**** RECORDS SUPPLIED
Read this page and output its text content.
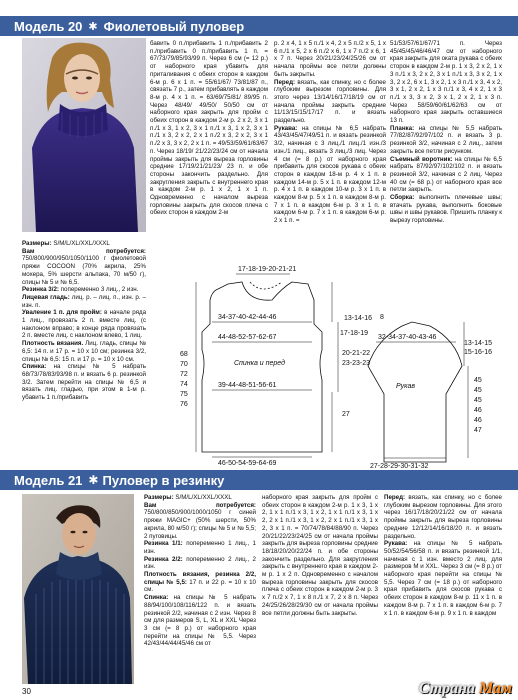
Модель 20 ✱ Фиолетовый пуловер

Размеры: S/M/L/XL/XXL/XXXL

Вам потребуется: 750/800/900/950/1050/1100 г фиолетовой пряжи COCOON (70% акрила, 25% мохера, 5% шерсти альпака, 70 м/50 г), спицы № 5 и № 6,5.

Резинка 3/2: попеременно 3 лиц., 2 изн.

Лицевая гладь: лиц. р. – лиц. п., изн. р. – изн. п.

Уваление 1 п. для пройм: в начале ряда 1 лиц., провязать 2 п. вместе лиц. (с наклоном вправо; в конце ряда провязать 2 п. вместе лиц. с наклоном влево, 1 лиц.

Плотность вязания. Лиц. гладь, спицы № 6,5: 14 п. и 17 р. = 10 х 10 см; резинка 3/2, спицы № 6,5: 15 п. и 17 р. = 10 х 10 см.

Спинка: на спицы № 5 набрать 68/73/78/83/93/98 п. и вязать 6 р. резинкой 3/2. Затем перейти на спицы № 6,5 и вязать лиц. гладью, при этом в 1-м р. убавить 1 п./прибавить

бавить 0 п./прибавить 1 п./прибавить 2 п./прибавить 0 п./прибавить 1 п. = 67/73/79/85/93/99 п. Через 6 см (= 12 р.) от наборного края убавить для приталивания с обеих сторон в каждом 6-м р. 6 х 1 п. = 55/61/67/ 73/81/87 п., связать 7 р., затем прибавлять в каждом 8-м р. 4 х 1 п. = 63/69/75/81/ 89/95 п. Через 48/49/ 49/50/ 50/50 см от наборного края закрыть для пройм с обеих сторон в каждом 2-м р. 2 х 2, 3 х 1 п./1 х 3, 1 х 2, 3 х 1 п./1 х 3, 1 х 2, 3 х 1 п./1 х 3, 2 х 2, 2 х 1 п./2 х 3, 2 х 2, 3 х 1 п./2 х 3, 3 х 2, 2 х 1 п. = 49/53/59/61/63/67 п. Через 18/19/ 21/22/23/24 см от начала проймы закрыть для выреза горловины средние 17/19/21/21/23/ 23 п. и обе стороны закончить раздельно. Для закругления закрыть с внутреннего края в каждом 2-м р. 1 х 2, 1 х 1 п. Одновременно с началом выреза горловины закрыть для скосов плеча с обеих сторон в каждом 2-м

р. 2 х 4, 1 х 5 п./1 х 4, 2 х 5 п./2 х 5, 1 х 6 п./1 х 5, 2 х 6 п./2 х 6, 1 х 7 п./2 х 6, 1 х 7 п. Через 20/21/23/24/25/26 см от начала проймы все петли должны быть закрыты.

Перед: вязать, как спинку, но с более глубоким вырезом горловины. Для этого через 13/14/16/17/18/19 см от начала проймы закрыть средние 11/13/15/15/17/17 п. и вязать раздельно.

Рукава: на спицы № 6,5 набрать 43/43/45/47/49/51 п. и вязать резинкой 3/2, начиная с 3 лиц./1 лиц./1 изн./3 изн./1 лиц., вязать 3 лиц./3 лиц. Через 4 см (= 8 р.) от наборного края прибавить для скосов рукава с обеих сторон в каждом 18-м р. 4 х 1 п. в каждом 14-м р. 5 х 1 п. в каждом 12-м р. 4 х 1 п. в каждом 10-м р. 3 х 1 п. в каждом 8-м р. 5 х 1 п. в каждом 8-м р. 7 х 1 п. в каждом 6-м р. 3 х 1 п. в каждом 6-м р. 7 х 1 п. в каждом 6-м р. 2 х 1 п. =

51/53/57/61/67/71 п. Через 45/45/45/46/46/47 см от наборного края закрыть для оката рукава с обеих сторон в каждом 2-м р. 1 х 3, 2 х 2, 1 х 3 п./1 х 3, 2 х 2, 3 х 1 п./1 х 3, 3 х 2, 1 х 3, 2 х 2, 6 х 1, 3 х 2, 1 х 3 п./1 х 3, 4 х 2, 3 х 1, 2 х 2, 1 х 3 п./1 х 3, 4 х 2, 1 х 3 п./1 х 3, 3 х 2, 3 х 1, 2 х 2, 1 х 3 п. Через 58/59/60/61/62/63 см от наборного края закрыть оставшиеся 13 п.

Планка: на спицы № 5,5 набрать 77/82/87/92/97/102 п. и вязать 3 р. резинкой 3/2, начиная с 2 лиц., затем закрыть все петли рисунком.

Съемный воротник: на спицы № 6,5 набрать 87/92/97/102/102 п. и вязать резинкой 3/2, начиная с 2 лиц. Через 40 см (= 68 р.) от наборного края все петли закрыть.

Сборка: выполнить плечевые швы; втачать рукава, выполнить боковые швы и швы рукавов. Пришить планку к вырезу горловины.

17-18-19-20-21-21
34-37-40-42-44-46
44-48-52-57-62-67
Спинка и перед
39-44-48-51-56-61
46-50-54-59-64-69
13-14-16
17-18-19
20-21-22
23-23-23
27
68
70
72
74
75
76
8
13-14-15
15-16-16
32-34-37-40-43-46
Рукав
45
45
45
46
46
47
27-28-29-30-31-32
Модель 21 ✱ Пуловер в резинку

Размеры: S/M/L/XL/XXL/XXXL

Вам потребуется: 750/800/850/900/1000/1050 г синей пряжи MAGIC+ (50% шерсти, 50% акрила, 80 м/50 г); спицы № 5 и № 5,5; 2 пуговицы.

Резинка 1/1: попеременно 1 лиц., 1 изн.

Резинка 2/2: попеременно 2 лиц., 2 изн.

Плотность вязания, резинка 2/2, спицы № 5,5: 17 п. и 22 р. = 10 х 10 см.

Спинка: на спицы № 5 набрать 88/94/100/108/116/122 п. и вязать резинкой 2/2, начиная с 2 изн. Через 8 см для размеров S, L, XL и XXL Через 3 см (= 8 р.) от наборного края перейти на спицы № 5,5. Через 42/43/44/44/45/46 см от

наборного края закрыть для пройм с обеих сторон в каждом 2-м р. 1 х 3, 1 х 2, 1 х 1 п./1 х 3, 1 х 2, 1 х 1 п./1 х 3, 1 х 2, 2 х 1 п./1 х 3, 1 х 2, 2 х 1 п./1 х 3, 1 х 2, 3 х 1 п. = 70/74/78/84/88/90 п. Через 20/21/22/23/24/25 см от начала проймы закрыть для выреза горловины средние 18/18/20/20/22/24 п. и обе стороны закончить раздельно. Для закругления закрыть с внутреннего края в каждом 2-м р. 1 х 2 п. Одновременно с началом выреза горловины закрыть для скосов плеча с обеих сторон в каждом 2-м р. 3 х 7 п./2 х 7, 1 х 8 п./1 х 7, 2 х 8 п. Через 24/25/26/28/29/30 см от начала проймы все петли должны быть закрыты.

Перед: вязать, как спинку, но с более глубоким вырезом горловины. Для этого через 16/17/18/20/21/22 см от начала проймы закрыть для выреза горловины средние 12/12/14/16/18/20 п. и вязать раздельно.

Рукава: на спицы № 5 набрать 50/52/54/56/58 п. и вязать резинкой 1/1, начиная с 1 изн. вместо 2 лиц. для размеров M и XXL. Через 3 см (= 8 р.) от наборного края перейти на спицы № 5,5. Через 7 см (= 18 р.) от наборного края прибавить для скосов рукава с обеих сторон в каждом 8-м р. 11 х 1 п. в каждом 8-м р. 7 х 1 п. в каждом 6-м р. 7 х 1 п. в каждом 6-м р. 9 х 1 п. в каждом

30	Страна Мам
********
_AIM_
Search the data above for the string "размеров" and return every line that has it.

_WORKED ANSWER_
Спинка: на спицы № 5 набрать 88/94/100/108/116/122 п. и вязать резинкой 2/2, начиная с 2 изн. Через 8 см для размеров S, L, XL и XXL Через 3 см (= 8 р.) от наборного края перейти на спицы № 5,5. Через 42/43/44/44/45/46 см от
Рукава: на спицы № 5 набрать 50/52/54/56/58 п. и вязать резинкой 1/1, начиная с 1 изн. вместо 2 лиц. для размеров M и XXL. Через 3 см (= 8 р.) от наборного края перейти на спицы № 5,5. Через 7 см (= 18 р.) от наборного края прибавить для скосов рукава с обеих сторон в каждом 8-м р. 11 х 1 п. в каждом 8-м р. 7 х 1 п. в каждом 6-м р. 7 х 1 п. в каждом 6-м р. 9 х 1 п. в каждом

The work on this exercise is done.